- Given data

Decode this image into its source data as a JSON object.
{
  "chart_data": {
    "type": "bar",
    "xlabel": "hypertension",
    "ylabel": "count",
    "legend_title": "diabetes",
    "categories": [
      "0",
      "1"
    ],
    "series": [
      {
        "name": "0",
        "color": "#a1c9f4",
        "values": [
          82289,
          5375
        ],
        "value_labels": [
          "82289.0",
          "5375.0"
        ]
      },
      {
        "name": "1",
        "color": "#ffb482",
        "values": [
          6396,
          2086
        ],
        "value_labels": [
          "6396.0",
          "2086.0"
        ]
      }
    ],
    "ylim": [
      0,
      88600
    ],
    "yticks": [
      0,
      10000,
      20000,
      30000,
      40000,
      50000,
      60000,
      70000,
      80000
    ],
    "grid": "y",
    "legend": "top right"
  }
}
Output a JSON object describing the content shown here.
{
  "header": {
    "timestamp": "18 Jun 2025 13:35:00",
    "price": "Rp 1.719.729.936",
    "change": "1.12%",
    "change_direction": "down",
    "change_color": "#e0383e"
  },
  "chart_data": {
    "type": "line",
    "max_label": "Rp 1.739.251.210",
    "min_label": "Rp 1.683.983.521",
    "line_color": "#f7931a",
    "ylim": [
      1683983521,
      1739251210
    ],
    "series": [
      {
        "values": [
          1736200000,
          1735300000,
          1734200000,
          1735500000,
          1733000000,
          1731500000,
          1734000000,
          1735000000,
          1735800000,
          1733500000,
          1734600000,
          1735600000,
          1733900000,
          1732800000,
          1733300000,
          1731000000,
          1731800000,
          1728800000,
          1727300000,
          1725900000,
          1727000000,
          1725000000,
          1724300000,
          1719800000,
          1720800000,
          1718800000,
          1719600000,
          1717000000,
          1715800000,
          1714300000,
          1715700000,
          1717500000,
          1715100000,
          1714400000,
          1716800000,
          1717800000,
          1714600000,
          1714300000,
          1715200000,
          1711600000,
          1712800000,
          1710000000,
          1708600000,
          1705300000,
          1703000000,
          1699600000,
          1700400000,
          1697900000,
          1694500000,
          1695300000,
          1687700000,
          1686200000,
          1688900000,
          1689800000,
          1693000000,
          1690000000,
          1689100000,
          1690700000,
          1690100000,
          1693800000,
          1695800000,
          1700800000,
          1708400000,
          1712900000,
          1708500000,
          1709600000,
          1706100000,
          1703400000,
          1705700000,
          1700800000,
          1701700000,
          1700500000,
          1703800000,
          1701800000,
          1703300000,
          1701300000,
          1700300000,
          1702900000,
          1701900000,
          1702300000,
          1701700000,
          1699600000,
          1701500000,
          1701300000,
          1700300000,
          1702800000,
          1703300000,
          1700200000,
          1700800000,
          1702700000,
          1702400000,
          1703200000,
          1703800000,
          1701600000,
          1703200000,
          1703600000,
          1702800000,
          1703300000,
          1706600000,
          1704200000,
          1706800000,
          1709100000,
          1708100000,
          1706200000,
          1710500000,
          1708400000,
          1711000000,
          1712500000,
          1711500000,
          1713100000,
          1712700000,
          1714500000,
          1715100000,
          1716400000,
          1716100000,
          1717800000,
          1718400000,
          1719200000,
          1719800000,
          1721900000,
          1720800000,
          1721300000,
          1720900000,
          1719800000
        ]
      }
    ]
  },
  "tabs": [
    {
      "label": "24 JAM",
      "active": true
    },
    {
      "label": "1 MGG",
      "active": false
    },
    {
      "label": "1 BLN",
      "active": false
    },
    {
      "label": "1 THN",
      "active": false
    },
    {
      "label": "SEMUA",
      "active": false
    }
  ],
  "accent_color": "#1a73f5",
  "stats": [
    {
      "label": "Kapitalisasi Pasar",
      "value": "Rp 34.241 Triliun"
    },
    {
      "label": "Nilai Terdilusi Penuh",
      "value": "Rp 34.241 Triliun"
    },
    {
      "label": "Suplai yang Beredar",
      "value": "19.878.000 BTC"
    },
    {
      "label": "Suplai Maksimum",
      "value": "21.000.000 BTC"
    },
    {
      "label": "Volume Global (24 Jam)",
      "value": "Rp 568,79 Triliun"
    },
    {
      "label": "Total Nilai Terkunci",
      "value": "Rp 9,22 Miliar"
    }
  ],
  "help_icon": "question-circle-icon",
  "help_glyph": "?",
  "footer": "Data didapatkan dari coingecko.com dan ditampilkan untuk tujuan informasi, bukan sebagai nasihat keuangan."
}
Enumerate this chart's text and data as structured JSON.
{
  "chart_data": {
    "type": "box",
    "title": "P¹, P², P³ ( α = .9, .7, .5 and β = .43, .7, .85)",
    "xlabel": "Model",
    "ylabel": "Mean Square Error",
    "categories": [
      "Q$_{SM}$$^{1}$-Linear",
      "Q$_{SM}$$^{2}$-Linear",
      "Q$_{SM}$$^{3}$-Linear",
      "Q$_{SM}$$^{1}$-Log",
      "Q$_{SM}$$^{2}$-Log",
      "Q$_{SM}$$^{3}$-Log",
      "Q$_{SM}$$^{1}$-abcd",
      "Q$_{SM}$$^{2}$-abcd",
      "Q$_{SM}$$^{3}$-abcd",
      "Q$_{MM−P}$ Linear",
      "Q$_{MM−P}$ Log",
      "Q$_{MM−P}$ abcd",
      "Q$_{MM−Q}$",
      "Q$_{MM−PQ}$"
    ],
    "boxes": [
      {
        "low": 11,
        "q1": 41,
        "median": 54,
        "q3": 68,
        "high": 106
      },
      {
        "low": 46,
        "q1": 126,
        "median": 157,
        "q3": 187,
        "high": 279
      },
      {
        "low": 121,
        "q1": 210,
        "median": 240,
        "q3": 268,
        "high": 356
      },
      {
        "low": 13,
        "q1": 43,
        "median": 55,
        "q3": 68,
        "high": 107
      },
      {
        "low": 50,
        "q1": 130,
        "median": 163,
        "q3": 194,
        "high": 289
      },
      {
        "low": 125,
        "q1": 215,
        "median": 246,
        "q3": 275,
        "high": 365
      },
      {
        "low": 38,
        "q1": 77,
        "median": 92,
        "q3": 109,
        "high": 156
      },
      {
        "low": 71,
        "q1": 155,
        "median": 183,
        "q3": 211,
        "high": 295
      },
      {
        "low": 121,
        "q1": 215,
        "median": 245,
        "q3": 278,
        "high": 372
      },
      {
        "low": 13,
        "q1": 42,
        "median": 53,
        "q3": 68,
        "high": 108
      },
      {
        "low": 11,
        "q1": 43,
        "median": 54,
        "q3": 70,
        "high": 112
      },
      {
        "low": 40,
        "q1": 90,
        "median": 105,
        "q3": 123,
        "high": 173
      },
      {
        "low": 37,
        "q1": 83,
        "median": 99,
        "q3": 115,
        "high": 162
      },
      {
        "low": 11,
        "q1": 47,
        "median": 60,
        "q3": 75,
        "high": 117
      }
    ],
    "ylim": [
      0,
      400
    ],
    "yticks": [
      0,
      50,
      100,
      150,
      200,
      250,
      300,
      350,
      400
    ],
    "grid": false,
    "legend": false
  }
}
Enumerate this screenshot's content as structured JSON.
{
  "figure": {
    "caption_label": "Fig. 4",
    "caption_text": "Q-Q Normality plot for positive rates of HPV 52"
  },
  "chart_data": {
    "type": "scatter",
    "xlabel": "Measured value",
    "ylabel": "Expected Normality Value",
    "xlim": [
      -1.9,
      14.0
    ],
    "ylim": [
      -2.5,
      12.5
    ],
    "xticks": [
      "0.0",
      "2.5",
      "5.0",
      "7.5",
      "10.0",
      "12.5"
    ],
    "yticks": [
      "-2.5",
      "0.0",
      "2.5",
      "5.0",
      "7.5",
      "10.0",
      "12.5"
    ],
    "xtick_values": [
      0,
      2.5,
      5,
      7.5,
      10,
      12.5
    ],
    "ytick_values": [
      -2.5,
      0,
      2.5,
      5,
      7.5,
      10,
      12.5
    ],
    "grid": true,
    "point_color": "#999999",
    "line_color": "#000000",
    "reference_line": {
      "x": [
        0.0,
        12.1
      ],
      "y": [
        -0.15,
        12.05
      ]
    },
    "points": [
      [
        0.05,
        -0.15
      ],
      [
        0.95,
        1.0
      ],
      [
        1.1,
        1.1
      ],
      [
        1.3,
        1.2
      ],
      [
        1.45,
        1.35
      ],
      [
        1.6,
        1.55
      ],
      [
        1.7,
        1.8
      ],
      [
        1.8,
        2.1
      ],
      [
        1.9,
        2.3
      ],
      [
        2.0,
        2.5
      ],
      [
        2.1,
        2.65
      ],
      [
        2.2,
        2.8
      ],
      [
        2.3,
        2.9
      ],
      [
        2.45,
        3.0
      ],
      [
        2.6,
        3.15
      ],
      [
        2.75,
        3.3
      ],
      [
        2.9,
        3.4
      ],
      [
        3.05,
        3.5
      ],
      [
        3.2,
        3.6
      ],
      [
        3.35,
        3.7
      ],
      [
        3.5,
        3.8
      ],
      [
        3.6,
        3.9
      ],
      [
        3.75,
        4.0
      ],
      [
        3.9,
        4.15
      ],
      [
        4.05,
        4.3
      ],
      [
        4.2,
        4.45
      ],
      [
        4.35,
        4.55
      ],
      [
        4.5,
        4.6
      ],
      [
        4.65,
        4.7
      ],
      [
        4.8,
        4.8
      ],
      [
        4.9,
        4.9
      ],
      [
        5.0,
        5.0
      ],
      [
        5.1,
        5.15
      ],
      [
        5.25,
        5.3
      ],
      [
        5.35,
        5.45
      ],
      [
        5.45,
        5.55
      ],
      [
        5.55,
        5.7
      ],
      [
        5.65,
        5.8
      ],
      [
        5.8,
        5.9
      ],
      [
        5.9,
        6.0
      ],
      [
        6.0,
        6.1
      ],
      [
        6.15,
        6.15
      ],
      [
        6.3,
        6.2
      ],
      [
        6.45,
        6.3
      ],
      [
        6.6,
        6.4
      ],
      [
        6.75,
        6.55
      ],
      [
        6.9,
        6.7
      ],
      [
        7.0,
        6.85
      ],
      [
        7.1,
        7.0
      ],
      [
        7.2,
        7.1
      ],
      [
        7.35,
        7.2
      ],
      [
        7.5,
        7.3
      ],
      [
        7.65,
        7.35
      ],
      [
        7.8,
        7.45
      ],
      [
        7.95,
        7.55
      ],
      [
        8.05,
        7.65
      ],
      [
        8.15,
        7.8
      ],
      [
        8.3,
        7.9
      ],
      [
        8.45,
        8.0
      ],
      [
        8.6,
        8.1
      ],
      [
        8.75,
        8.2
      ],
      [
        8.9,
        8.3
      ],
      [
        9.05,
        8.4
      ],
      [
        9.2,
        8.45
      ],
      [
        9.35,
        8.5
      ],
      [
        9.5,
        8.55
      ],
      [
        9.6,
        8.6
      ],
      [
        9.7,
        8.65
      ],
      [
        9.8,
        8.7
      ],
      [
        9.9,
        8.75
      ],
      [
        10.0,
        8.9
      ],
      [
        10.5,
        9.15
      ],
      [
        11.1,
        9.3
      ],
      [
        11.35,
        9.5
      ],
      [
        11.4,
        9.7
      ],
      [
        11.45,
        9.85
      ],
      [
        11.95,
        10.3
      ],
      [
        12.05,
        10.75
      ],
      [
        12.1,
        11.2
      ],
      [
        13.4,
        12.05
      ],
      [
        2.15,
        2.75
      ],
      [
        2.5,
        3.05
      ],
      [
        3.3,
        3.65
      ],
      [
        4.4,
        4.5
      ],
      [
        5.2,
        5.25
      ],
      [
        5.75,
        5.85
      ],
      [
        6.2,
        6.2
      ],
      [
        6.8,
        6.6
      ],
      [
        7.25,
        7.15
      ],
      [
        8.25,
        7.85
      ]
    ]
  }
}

- Your instructions
Which lines hold the word "type"? Copy each of them from the records.

- Problem solution
    "type": "bar",
    "type": "line",
    "type": "box",
    "type": "scatter",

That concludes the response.